INSTRUCTIONS TO FOLLOW:
All of the entries need to be written out again, exactly as they are.

[Raw records]
════════

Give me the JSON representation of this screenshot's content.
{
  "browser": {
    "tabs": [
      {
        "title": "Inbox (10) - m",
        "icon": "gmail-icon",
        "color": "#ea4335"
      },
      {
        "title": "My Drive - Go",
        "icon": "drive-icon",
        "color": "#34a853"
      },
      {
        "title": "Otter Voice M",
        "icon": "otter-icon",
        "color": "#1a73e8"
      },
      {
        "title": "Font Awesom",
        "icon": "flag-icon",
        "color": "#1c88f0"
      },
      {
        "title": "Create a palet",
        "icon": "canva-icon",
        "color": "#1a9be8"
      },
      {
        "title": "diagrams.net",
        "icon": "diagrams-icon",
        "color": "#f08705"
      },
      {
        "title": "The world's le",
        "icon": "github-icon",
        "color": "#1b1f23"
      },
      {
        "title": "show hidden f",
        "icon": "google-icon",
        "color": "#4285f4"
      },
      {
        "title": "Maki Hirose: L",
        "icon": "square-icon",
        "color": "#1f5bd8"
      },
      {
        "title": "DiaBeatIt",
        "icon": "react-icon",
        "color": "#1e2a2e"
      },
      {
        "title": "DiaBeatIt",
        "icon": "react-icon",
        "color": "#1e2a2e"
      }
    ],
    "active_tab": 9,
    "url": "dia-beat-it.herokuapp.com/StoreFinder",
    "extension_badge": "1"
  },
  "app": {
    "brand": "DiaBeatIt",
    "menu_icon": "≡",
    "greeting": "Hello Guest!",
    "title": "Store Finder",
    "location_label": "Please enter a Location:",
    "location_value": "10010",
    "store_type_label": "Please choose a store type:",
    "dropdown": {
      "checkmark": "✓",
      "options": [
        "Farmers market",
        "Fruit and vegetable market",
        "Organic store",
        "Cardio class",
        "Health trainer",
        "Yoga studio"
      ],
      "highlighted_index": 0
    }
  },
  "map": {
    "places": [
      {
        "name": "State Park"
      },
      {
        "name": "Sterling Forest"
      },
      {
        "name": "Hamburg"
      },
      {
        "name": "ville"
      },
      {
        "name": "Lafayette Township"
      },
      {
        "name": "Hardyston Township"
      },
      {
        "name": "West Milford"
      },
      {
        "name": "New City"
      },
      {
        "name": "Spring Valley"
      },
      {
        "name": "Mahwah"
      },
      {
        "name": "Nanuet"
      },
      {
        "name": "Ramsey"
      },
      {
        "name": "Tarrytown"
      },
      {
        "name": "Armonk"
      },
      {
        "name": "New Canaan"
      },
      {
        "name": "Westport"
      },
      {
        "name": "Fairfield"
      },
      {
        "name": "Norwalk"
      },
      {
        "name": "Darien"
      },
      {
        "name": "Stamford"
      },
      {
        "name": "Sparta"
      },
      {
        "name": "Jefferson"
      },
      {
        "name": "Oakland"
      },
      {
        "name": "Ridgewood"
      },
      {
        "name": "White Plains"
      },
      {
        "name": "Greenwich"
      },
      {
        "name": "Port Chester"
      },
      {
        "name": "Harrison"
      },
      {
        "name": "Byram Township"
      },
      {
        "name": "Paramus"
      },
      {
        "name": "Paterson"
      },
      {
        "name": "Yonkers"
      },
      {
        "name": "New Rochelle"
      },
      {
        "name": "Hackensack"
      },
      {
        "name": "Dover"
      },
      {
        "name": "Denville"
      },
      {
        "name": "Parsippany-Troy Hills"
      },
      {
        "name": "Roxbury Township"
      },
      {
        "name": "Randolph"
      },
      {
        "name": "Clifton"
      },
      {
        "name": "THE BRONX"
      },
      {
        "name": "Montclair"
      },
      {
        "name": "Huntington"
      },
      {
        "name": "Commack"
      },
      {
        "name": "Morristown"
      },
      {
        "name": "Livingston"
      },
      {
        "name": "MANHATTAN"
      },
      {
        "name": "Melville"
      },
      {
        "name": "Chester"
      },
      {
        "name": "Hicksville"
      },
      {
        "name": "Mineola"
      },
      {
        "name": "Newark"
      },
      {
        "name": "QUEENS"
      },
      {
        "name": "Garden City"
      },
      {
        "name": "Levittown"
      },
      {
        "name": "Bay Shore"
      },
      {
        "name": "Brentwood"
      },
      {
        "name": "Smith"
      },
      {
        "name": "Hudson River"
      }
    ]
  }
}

════════

OUTPUT OF THE EXERCISE:
Give me the JSON representation of this screenshot's content.
{
  "browser": {
    "tabs": [
      {
        "title": "Inbox (10) - m",
        "icon": "gmail-icon",
        "color": "#ea4335"
      },
      {
        "title": "My Drive - Go",
        "icon": "drive-icon",
        "color": "#34a853"
      },
      {
        "title": "Otter Voice M",
        "icon": "otter-icon",
        "color": "#1a73e8"
      },
      {
        "title": "Font Awesom",
        "icon": "flag-icon",
        "color": "#1c88f0"
      },
      {
        "title": "Create a palet",
        "icon": "canva-icon",
        "color": "#1a9be8"
      },
      {
        "title": "diagrams.net",
        "icon": "diagrams-icon",
        "color": "#f08705"
      },
      {
        "title": "The world's le",
        "icon": "github-icon",
        "color": "#1b1f23"
      },
      {
        "title": "show hidden f",
        "icon": "google-icon",
        "color": "#4285f4"
      },
      {
        "title": "Maki Hirose: L",
        "icon": "square-icon",
        "color": "#1f5bd8"
      },
      {
        "title": "DiaBeatIt",
        "icon": "react-icon",
        "color": "#1e2a2e"
      },
      {
        "title": "DiaBeatIt",
        "icon": "react-icon",
        "color": "#1e2a2e"
      }
    ],
    "active_tab": 9,
    "url": "dia-beat-it.herokuapp.com/StoreFinder",
    "extension_badge": "1"
  },
  "app": {
    "brand": "DiaBeatIt",
    "menu_icon": "≡",
    "greeting": "Hello Guest!",
    "title": "Store Finder",
    "location_label": "Please enter a Location:",
    "location_value": "10010",
    "store_type_label": "Please choose a store type:",
    "dropdown": {
      "checkmark": "✓",
      "options": [
        "Farmers market",
        "Fruit and vegetable market",
        "Organic store",
        "Cardio class",
        "Health trainer",
        "Yoga studio"
      ],
      "highlighted_index": 0
    }
  },
  "map": {
    "places": [
      {
        "name": "State Park"
      },
      {
        "name": "Sterling Forest"
      },
      {
        "name": "Hamburg"
      },
      {
        "name": "ville"
      },
      {
        "name": "Lafayette Township"
      },
      {
        "name": "Hardyston Township"
      },
      {
        "name": "West Milford"
      },
      {
        "name": "New City"
      },
      {
        "name": "Spring Valley"
      },
      {
        "name": "Mahwah"
      },
      {
        "name": "Nanuet"
      },
      {
        "name": "Ramsey"
      },
      {
        "name": "Tarrytown"
      },
      {
        "name": "Armonk"
      },
      {
        "name": "New Canaan"
      },
      {
        "name": "Westport"
      },
      {
        "name": "Fairfield"
      },
      {
        "name": "Norwalk"
      },
      {
        "name": "Darien"
      },
      {
        "name": "Stamford"
      },
      {
        "name": "Sparta"
      },
      {
        "name": "Jefferson"
      },
      {
        "name": "Oakland"
      },
      {
        "name": "Ridgewood"
      },
      {
        "name": "White Plains"
      },
      {
        "name": "Greenwich"
      },
      {
        "name": "Port Chester"
      },
      {
        "name": "Harrison"
      },
      {
        "name": "Byram Township"
      },
      {
        "name": "Paramus"
      },
      {
        "name": "Paterson"
      },
      {
        "name": "Yonkers"
      },
      {
        "name": "New Rochelle"
      },
      {
        "name": "Hackensack"
      },
      {
        "name": "Dover"
      },
      {
        "name": "Denville"
      },
      {
        "name": "Parsippany-Troy Hills"
      },
      {
        "name": "Roxbury Township"
      },
      {
        "name": "Randolph"
      },
      {
        "name": "Clifton"
      },
      {
        "name": "THE BRONX"
      },
      {
        "name": "Montclair"
      },
      {
        "name": "Huntington"
      },
      {
        "name": "Commack"
      },
      {
        "name": "Morristown"
      },
      {
        "name": "Livingston"
      },
      {
        "name": "MANHATTAN"
      },
      {
        "name": "Melville"
      },
      {
        "name": "Chester"
      },
      {
        "name": "Hicksville"
      },
      {
        "name": "Mineola"
      },
      {
        "name": "Newark"
      },
      {
        "name": "QUEENS"
      },
      {
        "name": "Garden City"
      },
      {
        "name": "Levittown"
      },
      {
        "name": "Bay Shore"
      },
      {
        "name": "Brentwood"
      },
      {
        "name": "Smith"
      },
      {
        "name": "Hudson River"
      }
    ]
  }
}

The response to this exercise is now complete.